The business world is moving to a concept called Cloud Computing, where programs and storage of data usually residing on the companies’ computers is stored and operated over the Internet on computers owned by companies who provide the service. In other words, companies who, in the past, have guarded their software and data with extreme security are now deciding to let someone else run their software and store their data for them. While the Cloud Computing companies “guarantee” that the software and data will be kept in high security, safe from any and all hazards; I find that hard to believe. If governments around the world, including the U.S. and Great Britain, have been hacked time and again, sensitive data exposed and stolen from parts of the government who are known for their security, secrecy, and technological strength…can you say U.S. Department of Defense and Department of Homeland Security?…then how secure do you think these Cloud Computing businesses will keep a client’s technology assets?
Cloud Computing has become popular in the last five years or so, probably because businesses have had to trim their technology spending in a bad economy, and have done so at the peril, in my opinion, of losing their technology assets, intellectual property, and other company secrets that cyber criminals would be happy to sell to their competitors or ransom back to them, the rightful owner.

[Collected data entries]

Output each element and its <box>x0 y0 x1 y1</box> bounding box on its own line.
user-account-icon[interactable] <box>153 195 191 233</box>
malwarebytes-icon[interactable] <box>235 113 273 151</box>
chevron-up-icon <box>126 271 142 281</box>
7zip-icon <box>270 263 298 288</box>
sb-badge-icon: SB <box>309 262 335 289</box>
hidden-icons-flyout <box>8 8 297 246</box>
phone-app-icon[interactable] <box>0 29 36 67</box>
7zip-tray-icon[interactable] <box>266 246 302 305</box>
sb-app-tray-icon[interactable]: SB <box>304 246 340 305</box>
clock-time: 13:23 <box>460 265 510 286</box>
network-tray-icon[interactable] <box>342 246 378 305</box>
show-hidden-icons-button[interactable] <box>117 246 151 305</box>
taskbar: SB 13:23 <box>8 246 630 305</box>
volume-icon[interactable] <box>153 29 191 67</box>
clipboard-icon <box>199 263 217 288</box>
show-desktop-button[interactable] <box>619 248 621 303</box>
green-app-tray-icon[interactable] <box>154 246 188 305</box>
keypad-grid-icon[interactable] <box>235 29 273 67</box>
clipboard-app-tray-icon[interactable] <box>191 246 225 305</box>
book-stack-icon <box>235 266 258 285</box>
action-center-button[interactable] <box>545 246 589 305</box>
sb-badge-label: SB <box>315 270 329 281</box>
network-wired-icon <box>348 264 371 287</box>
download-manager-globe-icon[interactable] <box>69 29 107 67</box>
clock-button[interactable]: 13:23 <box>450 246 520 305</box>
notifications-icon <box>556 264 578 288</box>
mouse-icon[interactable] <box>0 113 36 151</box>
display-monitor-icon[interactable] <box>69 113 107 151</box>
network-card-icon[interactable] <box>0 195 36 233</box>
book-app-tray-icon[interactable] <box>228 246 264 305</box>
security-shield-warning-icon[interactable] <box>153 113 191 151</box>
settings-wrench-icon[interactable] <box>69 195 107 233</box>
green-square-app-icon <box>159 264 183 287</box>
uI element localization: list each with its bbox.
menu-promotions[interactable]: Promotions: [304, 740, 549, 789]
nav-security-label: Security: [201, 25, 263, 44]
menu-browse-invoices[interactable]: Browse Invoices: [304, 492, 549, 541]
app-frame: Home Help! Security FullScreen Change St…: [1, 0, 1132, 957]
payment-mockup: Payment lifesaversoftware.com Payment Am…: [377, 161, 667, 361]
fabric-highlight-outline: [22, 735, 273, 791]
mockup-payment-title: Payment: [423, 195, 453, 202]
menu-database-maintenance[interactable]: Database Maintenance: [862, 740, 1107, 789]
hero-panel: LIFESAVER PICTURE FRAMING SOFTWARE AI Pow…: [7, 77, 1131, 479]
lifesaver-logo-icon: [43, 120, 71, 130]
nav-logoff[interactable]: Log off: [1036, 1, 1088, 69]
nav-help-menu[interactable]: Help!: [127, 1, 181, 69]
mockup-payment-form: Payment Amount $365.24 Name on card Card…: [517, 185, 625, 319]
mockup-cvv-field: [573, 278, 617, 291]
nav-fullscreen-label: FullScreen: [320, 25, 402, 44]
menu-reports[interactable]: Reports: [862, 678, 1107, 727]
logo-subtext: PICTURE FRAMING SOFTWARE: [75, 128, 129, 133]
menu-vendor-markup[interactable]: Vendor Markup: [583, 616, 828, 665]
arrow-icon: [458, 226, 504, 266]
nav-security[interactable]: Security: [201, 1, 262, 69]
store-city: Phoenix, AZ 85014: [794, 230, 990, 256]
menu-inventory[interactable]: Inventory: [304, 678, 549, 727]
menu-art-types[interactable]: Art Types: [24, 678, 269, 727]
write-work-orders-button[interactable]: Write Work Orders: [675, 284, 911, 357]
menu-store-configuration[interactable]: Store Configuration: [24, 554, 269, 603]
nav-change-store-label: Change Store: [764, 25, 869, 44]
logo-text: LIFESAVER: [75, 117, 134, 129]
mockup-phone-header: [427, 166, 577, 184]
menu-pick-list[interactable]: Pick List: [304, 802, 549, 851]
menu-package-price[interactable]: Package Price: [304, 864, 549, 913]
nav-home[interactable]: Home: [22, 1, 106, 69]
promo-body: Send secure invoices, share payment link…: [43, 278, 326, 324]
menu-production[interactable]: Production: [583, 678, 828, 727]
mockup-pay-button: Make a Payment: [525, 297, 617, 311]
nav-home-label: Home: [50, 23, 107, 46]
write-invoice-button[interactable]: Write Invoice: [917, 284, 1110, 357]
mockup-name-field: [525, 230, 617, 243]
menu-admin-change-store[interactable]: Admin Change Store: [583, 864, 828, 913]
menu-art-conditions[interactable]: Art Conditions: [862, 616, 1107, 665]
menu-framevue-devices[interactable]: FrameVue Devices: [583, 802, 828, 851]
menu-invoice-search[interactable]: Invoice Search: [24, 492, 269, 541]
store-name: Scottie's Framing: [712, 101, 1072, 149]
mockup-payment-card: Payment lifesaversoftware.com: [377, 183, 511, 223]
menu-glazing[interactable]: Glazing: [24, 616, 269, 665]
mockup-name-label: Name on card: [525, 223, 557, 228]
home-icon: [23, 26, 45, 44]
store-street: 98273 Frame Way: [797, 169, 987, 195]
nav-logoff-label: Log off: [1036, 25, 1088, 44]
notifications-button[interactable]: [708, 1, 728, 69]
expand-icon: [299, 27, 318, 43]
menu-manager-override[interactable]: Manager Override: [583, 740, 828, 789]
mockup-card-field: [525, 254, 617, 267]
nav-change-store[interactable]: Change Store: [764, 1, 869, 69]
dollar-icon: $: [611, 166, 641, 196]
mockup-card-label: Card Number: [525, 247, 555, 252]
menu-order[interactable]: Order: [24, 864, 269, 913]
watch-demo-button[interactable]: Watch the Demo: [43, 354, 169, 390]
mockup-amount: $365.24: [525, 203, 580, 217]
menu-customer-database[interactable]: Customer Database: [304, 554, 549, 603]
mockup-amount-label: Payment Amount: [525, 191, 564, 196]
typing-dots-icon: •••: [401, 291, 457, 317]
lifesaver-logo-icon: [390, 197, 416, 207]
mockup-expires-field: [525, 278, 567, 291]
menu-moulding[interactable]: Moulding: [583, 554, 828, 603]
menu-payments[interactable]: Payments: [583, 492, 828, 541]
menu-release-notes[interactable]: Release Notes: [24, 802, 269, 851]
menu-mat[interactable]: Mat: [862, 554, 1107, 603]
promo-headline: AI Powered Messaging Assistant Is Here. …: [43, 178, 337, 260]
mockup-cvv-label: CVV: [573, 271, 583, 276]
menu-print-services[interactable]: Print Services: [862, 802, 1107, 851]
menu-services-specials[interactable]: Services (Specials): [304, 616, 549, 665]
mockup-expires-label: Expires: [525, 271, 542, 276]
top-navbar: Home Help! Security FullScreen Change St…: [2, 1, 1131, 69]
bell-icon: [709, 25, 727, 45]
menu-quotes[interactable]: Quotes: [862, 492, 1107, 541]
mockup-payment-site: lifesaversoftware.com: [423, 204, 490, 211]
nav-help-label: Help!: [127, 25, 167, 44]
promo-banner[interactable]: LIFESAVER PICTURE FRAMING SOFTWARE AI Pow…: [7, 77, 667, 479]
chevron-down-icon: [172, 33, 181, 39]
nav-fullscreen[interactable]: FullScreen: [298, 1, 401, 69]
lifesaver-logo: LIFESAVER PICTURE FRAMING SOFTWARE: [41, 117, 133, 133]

▶ [EXERCISE INSTRUCTIONS]:
a. Summarize the cloud computing commentary in two sentences.
b. Translate this sentence from the cloud computing commentary into Spanish: "In other words, companies who, in the past, have guarded their software and data with extreme security are now deciding to let someone else run their software and store their data for them."
c. Proceed with the cloud computing commentary from the point where it ends.
These records were drawn from a separate source.

▶ [LIST OF ANSWERS]:
a. The cloud computing commentary describes businesses moving their software and data onto Internet-based computers owned by service providers, and the writer doubts these providers' security guarantees because even well-protected governments have been hacked. The writer adds that Cloud Computing has become popular over roughly the last five years, probably because businesses had to cut technology spending, and believes this puts their assets and secrets at risk from cyber criminals.

b. En otras palabras, las empresas que en el pasado han protegido su software y sus datos con una seguridad extrema ahora están decidiendo dejar que otra persona ejecute su software y almacene sus datos por ellas.

c.
Home computer uses are not exempt from Cloud Computing. Anyone who uses an online email service like Yahoo or Gmail, or online office-related software like word-processing, spreadsheets, or database management are also using a form of Cloud Computing and are therefore at risk. Admittedly, home users have less valuable data to be stolen compared to a business; however, your data could be sifted and searched to find personal or financial information that could be used to steal your identity, clean out your bank accounts, take out credit in your name, and generally make your life miserable for a long time. Identity theft is a big business in the cybercrime world, and hacking a million or so Yahoo or Google user’s personal documents would yield a considerable amount of revenue for the bad guys.
If you, a home user, are using one of these free online “Cloud Computing” applications; my advice to you is as follows. If you’re using cloud-based applications because you can’t afford to purchase an off-the-shelf office suite, consider switching to OpenOffice or LibreOffice for your needs. They are free, the software is downloaded to your computer, and your data and documents reside on your computer. If you must use the online Cloud Computing applications, be careful to avoid documenting and storing personal information which can be aggregated by the bad guys to identify you.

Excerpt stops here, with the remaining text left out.